## [Requirement]
What is needed here is an exact copy of every entry.

## [Data excerpts]
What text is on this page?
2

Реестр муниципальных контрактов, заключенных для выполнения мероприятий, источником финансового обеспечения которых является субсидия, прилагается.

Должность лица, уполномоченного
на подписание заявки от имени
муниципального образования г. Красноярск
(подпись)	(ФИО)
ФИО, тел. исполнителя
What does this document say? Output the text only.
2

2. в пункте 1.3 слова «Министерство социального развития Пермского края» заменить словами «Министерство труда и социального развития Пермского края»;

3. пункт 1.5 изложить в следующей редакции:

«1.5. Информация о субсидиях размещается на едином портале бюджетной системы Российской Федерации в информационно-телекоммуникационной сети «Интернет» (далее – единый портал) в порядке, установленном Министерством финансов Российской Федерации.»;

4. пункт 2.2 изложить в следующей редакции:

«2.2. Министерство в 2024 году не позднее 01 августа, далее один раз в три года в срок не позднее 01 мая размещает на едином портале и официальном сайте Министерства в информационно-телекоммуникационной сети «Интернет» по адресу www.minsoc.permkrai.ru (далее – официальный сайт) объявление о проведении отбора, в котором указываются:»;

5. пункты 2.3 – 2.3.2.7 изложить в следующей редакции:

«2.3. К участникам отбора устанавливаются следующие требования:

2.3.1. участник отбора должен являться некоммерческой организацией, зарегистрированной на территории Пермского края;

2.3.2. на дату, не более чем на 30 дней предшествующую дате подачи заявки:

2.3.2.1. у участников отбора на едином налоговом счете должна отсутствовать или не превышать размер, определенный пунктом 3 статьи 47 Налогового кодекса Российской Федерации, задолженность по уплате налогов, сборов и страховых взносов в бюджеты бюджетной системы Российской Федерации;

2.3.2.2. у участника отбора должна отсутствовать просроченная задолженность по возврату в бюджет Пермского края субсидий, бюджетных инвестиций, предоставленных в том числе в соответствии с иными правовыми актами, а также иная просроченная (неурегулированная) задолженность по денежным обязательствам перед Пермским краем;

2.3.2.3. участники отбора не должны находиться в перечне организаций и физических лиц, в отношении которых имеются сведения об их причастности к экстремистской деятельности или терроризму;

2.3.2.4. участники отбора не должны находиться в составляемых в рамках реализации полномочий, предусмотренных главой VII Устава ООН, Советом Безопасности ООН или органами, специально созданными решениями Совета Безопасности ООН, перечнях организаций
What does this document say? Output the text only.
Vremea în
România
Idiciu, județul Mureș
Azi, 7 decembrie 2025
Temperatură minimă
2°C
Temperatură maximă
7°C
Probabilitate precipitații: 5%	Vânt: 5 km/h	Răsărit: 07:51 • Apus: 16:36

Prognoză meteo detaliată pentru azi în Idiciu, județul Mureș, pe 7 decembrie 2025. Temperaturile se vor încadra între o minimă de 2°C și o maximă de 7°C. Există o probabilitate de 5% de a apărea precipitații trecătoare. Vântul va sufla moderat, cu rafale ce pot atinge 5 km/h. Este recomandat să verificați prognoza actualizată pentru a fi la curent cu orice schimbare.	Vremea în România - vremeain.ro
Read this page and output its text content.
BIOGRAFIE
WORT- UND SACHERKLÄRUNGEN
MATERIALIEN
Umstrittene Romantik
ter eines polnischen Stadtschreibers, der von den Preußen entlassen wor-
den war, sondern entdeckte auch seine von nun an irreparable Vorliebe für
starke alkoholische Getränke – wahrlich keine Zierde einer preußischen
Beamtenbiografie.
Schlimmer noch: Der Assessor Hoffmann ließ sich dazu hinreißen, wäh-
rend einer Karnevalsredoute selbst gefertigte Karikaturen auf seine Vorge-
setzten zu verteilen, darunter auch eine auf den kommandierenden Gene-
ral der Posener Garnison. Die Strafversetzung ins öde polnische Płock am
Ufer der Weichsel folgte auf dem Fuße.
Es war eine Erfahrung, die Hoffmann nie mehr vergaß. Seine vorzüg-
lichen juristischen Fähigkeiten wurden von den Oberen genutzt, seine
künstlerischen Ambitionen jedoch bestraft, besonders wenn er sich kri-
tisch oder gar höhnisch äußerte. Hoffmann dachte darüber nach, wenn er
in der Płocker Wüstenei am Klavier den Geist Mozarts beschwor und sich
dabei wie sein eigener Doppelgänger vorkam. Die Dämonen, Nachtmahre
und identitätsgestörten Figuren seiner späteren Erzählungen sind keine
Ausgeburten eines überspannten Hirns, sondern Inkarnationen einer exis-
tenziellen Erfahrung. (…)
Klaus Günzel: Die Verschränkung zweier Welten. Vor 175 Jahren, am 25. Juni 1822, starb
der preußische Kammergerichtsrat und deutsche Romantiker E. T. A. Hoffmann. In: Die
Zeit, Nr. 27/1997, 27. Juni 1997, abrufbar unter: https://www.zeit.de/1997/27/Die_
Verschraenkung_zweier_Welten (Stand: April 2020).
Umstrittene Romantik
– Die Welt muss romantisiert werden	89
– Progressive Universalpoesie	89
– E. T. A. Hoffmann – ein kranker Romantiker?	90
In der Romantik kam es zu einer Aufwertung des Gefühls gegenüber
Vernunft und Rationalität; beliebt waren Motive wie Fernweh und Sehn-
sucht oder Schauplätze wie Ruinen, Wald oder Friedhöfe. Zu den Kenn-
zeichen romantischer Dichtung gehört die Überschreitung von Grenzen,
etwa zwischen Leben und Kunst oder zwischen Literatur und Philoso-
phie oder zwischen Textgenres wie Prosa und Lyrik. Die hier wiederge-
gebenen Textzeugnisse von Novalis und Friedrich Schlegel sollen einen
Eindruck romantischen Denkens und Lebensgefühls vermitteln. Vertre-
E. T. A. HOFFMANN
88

## [Result below]
What text is on this page?
2

Реестр муниципальных контрактов, заключенных для выполнения мероприятий, источником финансового обеспечения которых является субсидия, прилагается.

Должность лица, уполномоченного
на подписание заявки от имени
муниципального образования г. Красноярск
(подпись)	(ФИО)
ФИО, тел. исполнителя
What does this document say? Output the text only.
2

2. в пункте 1.3 слова «Министерство социального развития Пермского края» заменить словами «Министерство труда и социального развития Пермского края»;

3. пункт 1.5 изложить в следующей редакции:

«1.5. Информация о субсидиях размещается на едином портале бюджетной системы Российской Федерации в информационно-телекоммуникационной сети «Интернет» (далее – единый портал) в порядке, установленном Министерством финансов Российской Федерации.»;

4. пункт 2.2 изложить в следующей редакции:

«2.2. Министерство в 2024 году не позднее 01 августа, далее один раз в три года в срок не позднее 01 мая размещает на едином портале и официальном сайте Министерства в информационно-телекоммуникационной сети «Интернет» по адресу www.minsoc.permkrai.ru (далее – официальный сайт) объявление о проведении отбора, в котором указываются:»;

5. пункты 2.3 – 2.3.2.7 изложить в следующей редакции:

«2.3. К участникам отбора устанавливаются следующие требования:

2.3.1. участник отбора должен являться некоммерческой организацией, зарегистрированной на территории Пермского края;

2.3.2. на дату, не более чем на 30 дней предшествующую дате подачи заявки:

2.3.2.1. у участников отбора на едином налоговом счете должна отсутствовать или не превышать размер, определенный пунктом 3 статьи 47 Налогового кодекса Российской Федерации, задолженность по уплате налогов, сборов и страховых взносов в бюджеты бюджетной системы Российской Федерации;

2.3.2.2. у участника отбора должна отсутствовать просроченная задолженность по возврату в бюджет Пермского края субсидий, бюджетных инвестиций, предоставленных в том числе в соответствии с иными правовыми актами, а также иная просроченная (неурегулированная) задолженность по денежным обязательствам перед Пермским краем;

2.3.2.3. участники отбора не должны находиться в перечне организаций и физических лиц, в отношении которых имеются сведения об их причастности к экстремистской деятельности или терроризму;

2.3.2.4. участники отбора не должны находиться в составляемых в рамках реализации полномочий, предусмотренных главой VII Устава ООН, Советом Безопасности ООН или органами, специально созданными решениями Совета Безопасности ООН, перечнях организаций
What does this document say? Output the text only.
Vremea în
România
Idiciu, județul Mureș
Azi, 7 decembrie 2025
Temperatură minimă
2°C
Temperatură maximă
7°C
Probabilitate precipitații: 5%	Vânt: 5 km/h	Răsărit: 07:51 • Apus: 16:36

Prognoză meteo detaliată pentru azi în Idiciu, județul Mureș, pe 7 decembrie 2025. Temperaturile se vor încadra între o minimă de 2°C și o maximă de 7°C. Există o probabilitate de 5% de a apărea precipitații trecătoare. Vântul va sufla moderat, cu rafale ce pot atinge 5 km/h. Este recomandat să verificați prognoza actualizată pentru a fi la curent cu orice schimbare.	Vremea în România - vremeain.ro
Read this page and output its text content.
BIOGRAFIE
WORT- UND SACHERKLÄRUNGEN
MATERIALIEN
Umstrittene Romantik
ter eines polnischen Stadtschreibers, der von den Preußen entlassen wor-
den war, sondern entdeckte auch seine von nun an irreparable Vorliebe für
starke alkoholische Getränke – wahrlich keine Zierde einer preußischen
Beamtenbiografie.
Schlimmer noch: Der Assessor Hoffmann ließ sich dazu hinreißen, wäh-
rend einer Karnevalsredoute selbst gefertigte Karikaturen auf seine Vorge-
setzten zu verteilen, darunter auch eine auf den kommandierenden Gene-
ral der Posener Garnison. Die Strafversetzung ins öde polnische Płock am
Ufer der Weichsel folgte auf dem Fuße.
Es war eine Erfahrung, die Hoffmann nie mehr vergaß. Seine vorzüg-
lichen juristischen Fähigkeiten wurden von den Oberen genutzt, seine
künstlerischen Ambitionen jedoch bestraft, besonders wenn er sich kri-
tisch oder gar höhnisch äußerte. Hoffmann dachte darüber nach, wenn er
in der Płocker Wüstenei am Klavier den Geist Mozarts beschwor und sich
dabei wie sein eigener Doppelgänger vorkam. Die Dämonen, Nachtmahre
und identitätsgestörten Figuren seiner späteren Erzählungen sind keine
Ausgeburten eines überspannten Hirns, sondern Inkarnationen einer exis-
tenziellen Erfahrung. (…)
Klaus Günzel: Die Verschränkung zweier Welten. Vor 175 Jahren, am 25. Juni 1822, starb
der preußische Kammergerichtsrat und deutsche Romantiker E. T. A. Hoffmann. In: Die
Zeit, Nr. 27/1997, 27. Juni 1997, abrufbar unter: https://www.zeit.de/1997/27/Die_
Verschraenkung_zweier_Welten (Stand: April 2020).
Umstrittene Romantik
– Die Welt muss romantisiert werden	89
– Progressive Universalpoesie	89
– E. T. A. Hoffmann – ein kranker Romantiker?	90
In der Romantik kam es zu einer Aufwertung des Gefühls gegenüber
Vernunft und Rationalität; beliebt waren Motive wie Fernweh und Sehn-
sucht oder Schauplätze wie Ruinen, Wald oder Friedhöfe. Zu den Kenn-
zeichen romantischer Dichtung gehört die Überschreitung von Grenzen,
etwa zwischen Leben und Kunst oder zwischen Literatur und Philoso-
phie oder zwischen Textgenres wie Prosa und Lyrik. Die hier wiederge-
gebenen Textzeugnisse von Novalis und Friedrich Schlegel sollen einen
Eindruck romantischen Denkens und Lebensgefühls vermitteln. Vertre-
E. T. A. HOFFMANN
88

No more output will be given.